"""

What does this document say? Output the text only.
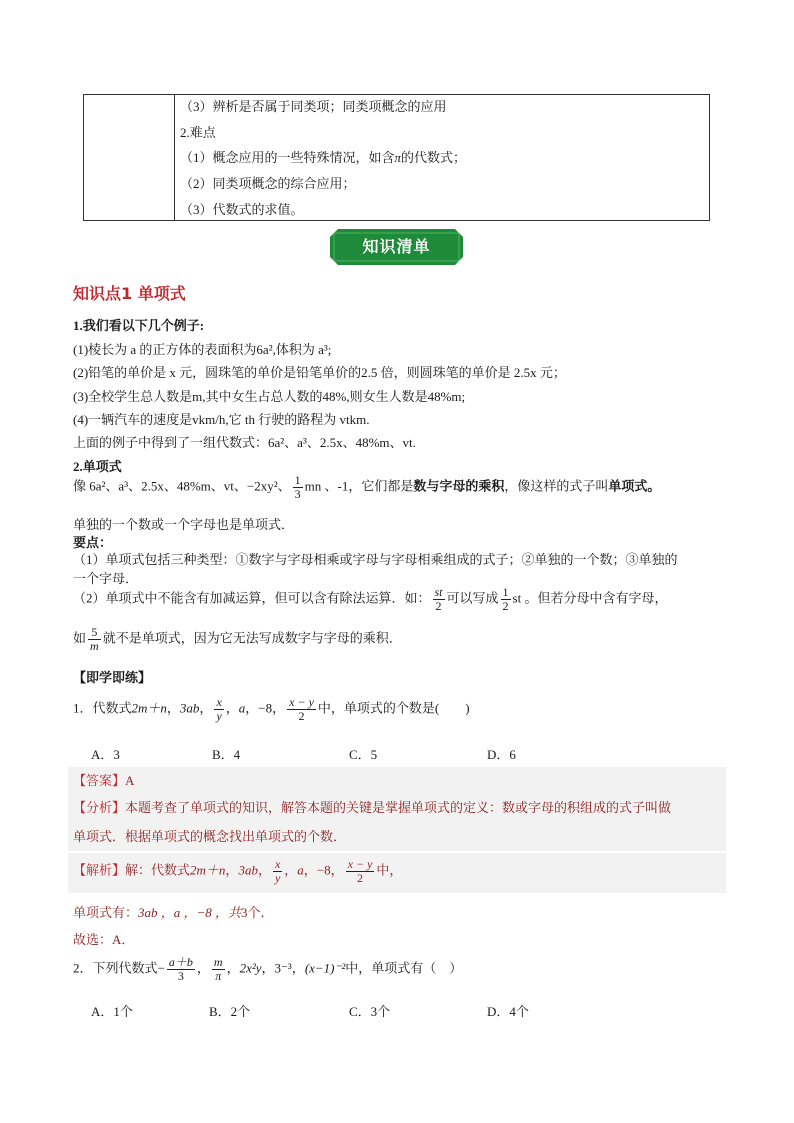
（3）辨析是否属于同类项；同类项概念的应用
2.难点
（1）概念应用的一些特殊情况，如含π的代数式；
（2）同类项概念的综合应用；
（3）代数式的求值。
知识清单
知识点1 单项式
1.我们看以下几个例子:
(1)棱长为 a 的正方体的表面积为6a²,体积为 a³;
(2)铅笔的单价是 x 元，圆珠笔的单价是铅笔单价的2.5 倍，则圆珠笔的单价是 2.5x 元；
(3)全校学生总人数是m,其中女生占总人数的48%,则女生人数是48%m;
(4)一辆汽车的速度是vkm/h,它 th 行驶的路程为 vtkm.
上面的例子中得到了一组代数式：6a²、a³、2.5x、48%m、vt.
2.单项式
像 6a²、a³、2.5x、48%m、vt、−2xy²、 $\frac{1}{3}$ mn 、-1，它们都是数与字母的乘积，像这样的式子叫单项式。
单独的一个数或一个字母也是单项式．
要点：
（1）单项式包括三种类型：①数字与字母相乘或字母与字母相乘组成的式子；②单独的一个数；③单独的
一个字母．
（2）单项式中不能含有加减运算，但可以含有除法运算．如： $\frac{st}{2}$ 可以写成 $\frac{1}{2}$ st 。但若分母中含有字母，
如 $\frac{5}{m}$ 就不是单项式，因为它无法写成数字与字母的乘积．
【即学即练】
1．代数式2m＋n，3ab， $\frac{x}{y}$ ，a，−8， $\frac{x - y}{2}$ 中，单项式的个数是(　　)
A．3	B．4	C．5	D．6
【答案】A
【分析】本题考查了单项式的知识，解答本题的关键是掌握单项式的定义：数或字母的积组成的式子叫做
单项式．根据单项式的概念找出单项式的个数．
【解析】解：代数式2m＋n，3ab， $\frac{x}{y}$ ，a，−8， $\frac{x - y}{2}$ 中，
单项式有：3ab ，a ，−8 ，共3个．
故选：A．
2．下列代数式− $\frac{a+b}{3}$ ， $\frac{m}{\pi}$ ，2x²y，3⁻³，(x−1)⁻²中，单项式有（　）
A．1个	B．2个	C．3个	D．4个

"""
"""

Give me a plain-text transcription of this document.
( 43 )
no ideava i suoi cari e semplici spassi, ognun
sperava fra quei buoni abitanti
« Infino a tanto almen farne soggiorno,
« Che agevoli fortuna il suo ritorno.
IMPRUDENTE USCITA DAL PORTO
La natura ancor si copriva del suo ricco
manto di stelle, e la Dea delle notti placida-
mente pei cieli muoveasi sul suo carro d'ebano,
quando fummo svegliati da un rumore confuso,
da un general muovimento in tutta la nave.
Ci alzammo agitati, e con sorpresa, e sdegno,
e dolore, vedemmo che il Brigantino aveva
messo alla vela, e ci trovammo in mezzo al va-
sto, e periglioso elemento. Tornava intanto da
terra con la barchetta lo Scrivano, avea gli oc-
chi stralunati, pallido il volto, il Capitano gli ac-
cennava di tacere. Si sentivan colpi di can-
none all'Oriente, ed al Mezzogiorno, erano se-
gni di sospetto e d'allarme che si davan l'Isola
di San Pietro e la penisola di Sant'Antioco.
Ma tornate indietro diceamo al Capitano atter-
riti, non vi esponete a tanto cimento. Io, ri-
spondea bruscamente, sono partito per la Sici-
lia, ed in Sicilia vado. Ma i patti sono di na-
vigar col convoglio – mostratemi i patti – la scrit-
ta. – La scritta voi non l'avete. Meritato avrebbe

"""

- **Problem to work on**:
Find and copy each line above that includes the string "patti".

- **Answer to this problem**:
lia, ed in Sicilia vado. Ma i patti sono di na-
vigar col convoglio – mostratemi i patti – la scrit-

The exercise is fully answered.